### Short problem
Without the pictures, can you quote each line below exactly?

(Dataset listings of figures)
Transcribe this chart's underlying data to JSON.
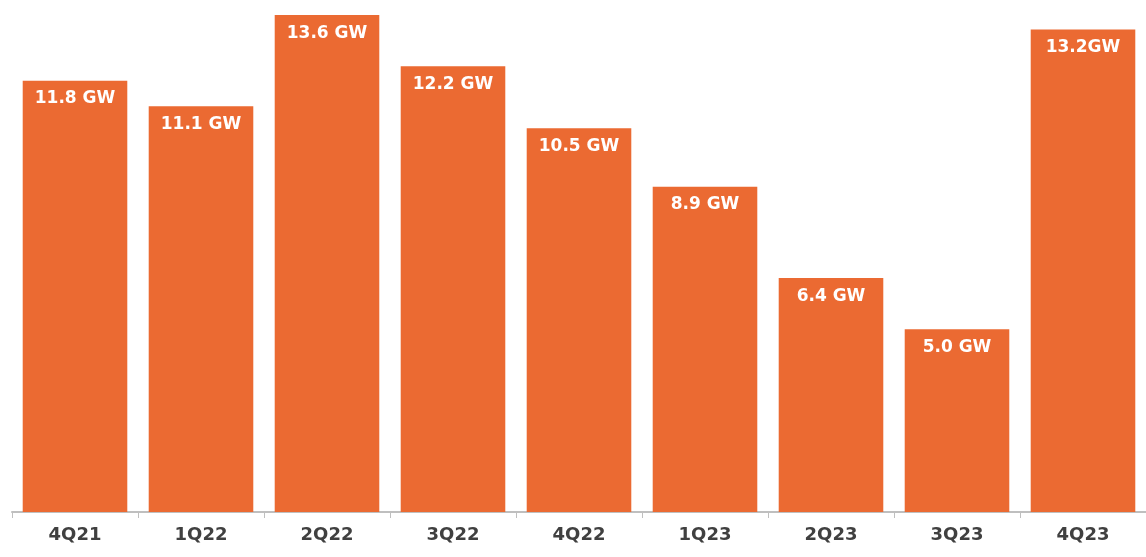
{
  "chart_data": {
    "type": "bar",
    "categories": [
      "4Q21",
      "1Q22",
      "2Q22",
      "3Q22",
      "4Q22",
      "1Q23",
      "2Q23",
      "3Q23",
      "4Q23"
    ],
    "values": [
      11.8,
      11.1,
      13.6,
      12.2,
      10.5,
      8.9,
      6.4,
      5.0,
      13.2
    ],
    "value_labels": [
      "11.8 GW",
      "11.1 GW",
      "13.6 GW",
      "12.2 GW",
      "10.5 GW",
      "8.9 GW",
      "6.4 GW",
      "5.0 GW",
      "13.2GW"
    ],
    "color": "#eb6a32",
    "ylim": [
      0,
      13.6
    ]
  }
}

### Completed task
Transcribe this chart's underlying data to JSON.
{
  "chart_data": {
    "type": "bar",
    "categories": [
      "4Q21",
      "1Q22",
      "2Q22",
      "3Q22",
      "4Q22",
      "1Q23",
      "2Q23",
      "3Q23",
      "4Q23"
    ],
    "values": [
      11.8,
      11.1,
      13.6,
      12.2,
      10.5,
      8.9,
      6.4,
      5.0,
      13.2
    ],
    "value_labels": [
      "11.8 GW",
      "11.1 GW",
      "13.6 GW",
      "12.2 GW",
      "10.5 GW",
      "8.9 GW",
      "6.4 GW",
      "5.0 GW",
      "13.2GW"
    ],
    "color": "#eb6a32",
    "ylim": [
      0,
      13.6
    ]
  }
}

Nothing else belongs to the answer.